§ **Excerpt provided**:
--- --- ---

Cornelia de Lange syndrome. In 1933, Cornelia de Lange, a Danish pediatrician, described two children with similar symptoms: low birth weight, retarded growth, short stature, microcephaly, thin fused eyebrows (synophrys), long eyelashes, a small upturned nose, and thin everted lips. In addition, patients may have hypertrichosis, small hands and feet, partial fusion of the second and third toes (syndactyly), curvature of the little finger on the hands, gastroesophageal reflux, epileptic seizures, heart defects, cleft palate, intestinal pathology, and feeding difficulties.

Most patients with Cornelia de Lange syndrome have moderate or severe mental retardation. Although the type of transmission of this disease has not been definitively established, the offspring of patients with mild manifestations of the syndrome may have a full-blown form of the disease. The behavior exhibits features characteristic of patients with autism, such as poor facial expression of emotions, autoaggressive actions, stereotypes, pleasant sensations during vestibular stimulation or abrupt movements.

Lowe's syndrome. Lowe's oculocerebrorenal syndrome is an X-linked disorder characterized by congenital cataracts, cognitive impairment, and renal tubular dysfunction. This disorder is often accompanied by such inappropriate behavior patterns as stubbornness, hyperactivity, irascibility, and stereotypies.

Mental retardation and auto-aggressive/aggressive actions

Autoaggressive (self-harming) actions in people with mental retardation often include constant banging of the head against the wall, biting, and hitting oneself. Other types of autoaggressive actions are also possible - scratching, squeezing of limbs, falling on the floor. Autoaggressive actions are detected in approximately 5-15% of patients with mental retardation and are often the reason for placing patients in specialized psychiatric institutions. Since these actions often have many causes, when examining a patient, it is necessary to assess the influence of external, medical and psychological factors on them. The initial examination should include a functional analysis of behavioral determinants using abbreviated forms. Concomitant somatic diseases often provoke autoaggressive actions, especially when it is impossible to communicate one's physical discomfort.

--- --- ---

§ **Data extracts**:

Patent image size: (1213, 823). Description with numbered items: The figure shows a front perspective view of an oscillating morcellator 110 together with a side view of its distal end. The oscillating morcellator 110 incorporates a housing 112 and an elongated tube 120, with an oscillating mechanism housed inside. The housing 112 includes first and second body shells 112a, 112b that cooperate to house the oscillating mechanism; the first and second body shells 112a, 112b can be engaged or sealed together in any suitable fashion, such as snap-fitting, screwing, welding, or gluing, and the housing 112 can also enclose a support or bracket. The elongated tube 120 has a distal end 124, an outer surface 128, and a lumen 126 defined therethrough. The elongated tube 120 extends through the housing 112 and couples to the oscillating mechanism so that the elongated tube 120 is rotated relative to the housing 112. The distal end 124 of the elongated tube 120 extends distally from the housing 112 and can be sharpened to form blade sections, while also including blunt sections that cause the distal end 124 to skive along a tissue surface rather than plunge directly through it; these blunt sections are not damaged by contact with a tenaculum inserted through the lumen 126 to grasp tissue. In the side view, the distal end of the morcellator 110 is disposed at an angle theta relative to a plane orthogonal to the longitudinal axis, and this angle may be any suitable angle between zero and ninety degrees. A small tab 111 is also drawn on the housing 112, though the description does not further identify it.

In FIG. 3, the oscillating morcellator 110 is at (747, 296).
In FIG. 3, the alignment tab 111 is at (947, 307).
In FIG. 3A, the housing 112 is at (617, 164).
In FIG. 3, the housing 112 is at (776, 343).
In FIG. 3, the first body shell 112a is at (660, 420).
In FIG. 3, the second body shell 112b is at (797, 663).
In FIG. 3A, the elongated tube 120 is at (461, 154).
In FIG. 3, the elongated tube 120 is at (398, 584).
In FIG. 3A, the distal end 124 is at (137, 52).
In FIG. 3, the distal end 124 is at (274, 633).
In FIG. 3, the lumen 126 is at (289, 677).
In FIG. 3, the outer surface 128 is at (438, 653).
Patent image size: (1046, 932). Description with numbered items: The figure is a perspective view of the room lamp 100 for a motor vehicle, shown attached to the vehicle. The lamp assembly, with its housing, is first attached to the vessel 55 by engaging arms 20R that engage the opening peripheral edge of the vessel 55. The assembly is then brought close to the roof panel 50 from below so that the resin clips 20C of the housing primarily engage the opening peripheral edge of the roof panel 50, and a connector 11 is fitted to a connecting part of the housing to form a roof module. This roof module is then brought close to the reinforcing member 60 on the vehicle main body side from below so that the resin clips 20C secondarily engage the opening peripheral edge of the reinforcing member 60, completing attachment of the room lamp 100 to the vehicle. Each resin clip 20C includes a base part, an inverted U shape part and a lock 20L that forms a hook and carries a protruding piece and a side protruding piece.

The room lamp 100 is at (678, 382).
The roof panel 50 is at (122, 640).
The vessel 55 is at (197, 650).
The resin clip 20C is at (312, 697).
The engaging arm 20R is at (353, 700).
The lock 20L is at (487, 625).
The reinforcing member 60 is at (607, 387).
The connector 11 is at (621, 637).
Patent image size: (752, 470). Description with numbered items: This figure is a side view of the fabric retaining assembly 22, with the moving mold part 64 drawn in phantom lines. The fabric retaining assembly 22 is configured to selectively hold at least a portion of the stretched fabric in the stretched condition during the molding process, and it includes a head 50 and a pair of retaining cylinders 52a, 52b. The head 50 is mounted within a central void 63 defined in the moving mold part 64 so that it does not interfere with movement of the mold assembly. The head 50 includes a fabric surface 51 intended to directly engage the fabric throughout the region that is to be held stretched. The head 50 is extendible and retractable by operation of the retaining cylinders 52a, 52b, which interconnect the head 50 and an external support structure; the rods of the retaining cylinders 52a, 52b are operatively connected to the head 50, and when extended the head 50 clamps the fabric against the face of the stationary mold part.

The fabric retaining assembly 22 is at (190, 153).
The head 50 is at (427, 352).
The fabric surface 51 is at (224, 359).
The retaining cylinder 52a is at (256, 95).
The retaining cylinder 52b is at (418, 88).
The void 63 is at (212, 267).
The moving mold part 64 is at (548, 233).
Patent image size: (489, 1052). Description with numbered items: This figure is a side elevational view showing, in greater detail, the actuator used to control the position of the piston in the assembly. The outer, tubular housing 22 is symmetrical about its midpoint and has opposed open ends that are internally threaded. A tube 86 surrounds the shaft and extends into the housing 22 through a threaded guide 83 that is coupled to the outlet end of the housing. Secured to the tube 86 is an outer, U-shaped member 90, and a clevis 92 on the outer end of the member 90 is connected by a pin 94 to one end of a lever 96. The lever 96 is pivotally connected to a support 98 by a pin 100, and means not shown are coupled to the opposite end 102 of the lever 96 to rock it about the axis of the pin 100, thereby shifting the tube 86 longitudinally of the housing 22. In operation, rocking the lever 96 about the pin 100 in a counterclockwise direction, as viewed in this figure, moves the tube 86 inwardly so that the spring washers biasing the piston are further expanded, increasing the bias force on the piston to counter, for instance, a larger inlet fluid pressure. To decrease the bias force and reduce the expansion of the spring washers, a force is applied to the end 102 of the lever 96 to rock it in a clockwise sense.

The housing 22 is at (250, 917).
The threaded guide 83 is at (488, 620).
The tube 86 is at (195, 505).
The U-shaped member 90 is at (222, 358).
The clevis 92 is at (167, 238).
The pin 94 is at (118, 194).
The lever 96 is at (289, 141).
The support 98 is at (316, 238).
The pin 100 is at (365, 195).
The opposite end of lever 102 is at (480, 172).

--- --- ---

§ **Work request A**:
From the excerpt on developmental syndromes, reproduce the passage that begins at the words "Autoaggressive (self-harming) actions" and stops after "one's physical discomfort.".
§ **Work request B**:
Condense the paragraph of the excerpt on developmental syndromes that opens with "Lowe's syndrome." into a short bulleted list that keeps its main facts.
§ **Work request C**:
Write the next part of the excerpt on developmental syndromes, picking up after its final sentence.
The entries come from a separate source and are not connected to the excerpt on developmental syndromes.

§ **Task result A**:
Autoaggressive (self-harming) actions in people with mental retardation often include constant banging of the head against the wall, biting, and hitting oneself. Other types of autoaggressive actions are also possible - scratching, squeezing of limbs, falling on the floor. Autoaggressive actions are detected in approximately 5-15% of patients with mental retardation and are often the reason for placing patients in specialized psychiatric institutions. Since these actions often have many causes, when examining a patient, it is necessary to assess the influence of external, medical and psychological factors on them. The initial examination should include a functional analysis of behavioral determinants using abbreviated forms. Concomitant somatic diseases often provoke autoaggressive actions, especially when it is impossible to communicate one's physical discomfort.

§ **Task result B**:
- Lowe's oculocerebrorenal syndrome is an X-linked disorder.
- Its defining features are congenital cataracts, cognitive impairment and renal tubular dysfunction.
- It often comes with stubbornness, hyperactivity, irascibility and stereotypies.

§ **Task result C**:
Aggression towards other people often accompanies self-harming actions, but can also occur independently of them. Sometimes there are peculiar fluctuations between manifestations of aggression and auto-aggression, when the strengthening of one is accompanied by the weakening of the other.

Associated mental disorders in patients with mental retardation

Children and adults with mental retardation often have concomitant mental disorders. In general, 50% of people with mental retardation are diagnosed with some mental disorder requiring treatment. The high prevalence of mental disorders in this category of patients is explained by various factors: primary disease, genetic predisposition, social instability, unfavorable family environment. It is assumed that people with mild mental retardation develop the same mental disorders as people without mental retardation, while with moderate or severe mental retardation, more specific behavioral disorders and general developmental disorders develop. Identifying the nature of behavioral disorders is crucial for choosing effective therapy. Accurate diagnostics are impossible without obtaining information from parents, teachers, employers, and relatives. Standardized assessment scales are recommended to establish a baseline and track the dynamics of the patient's condition.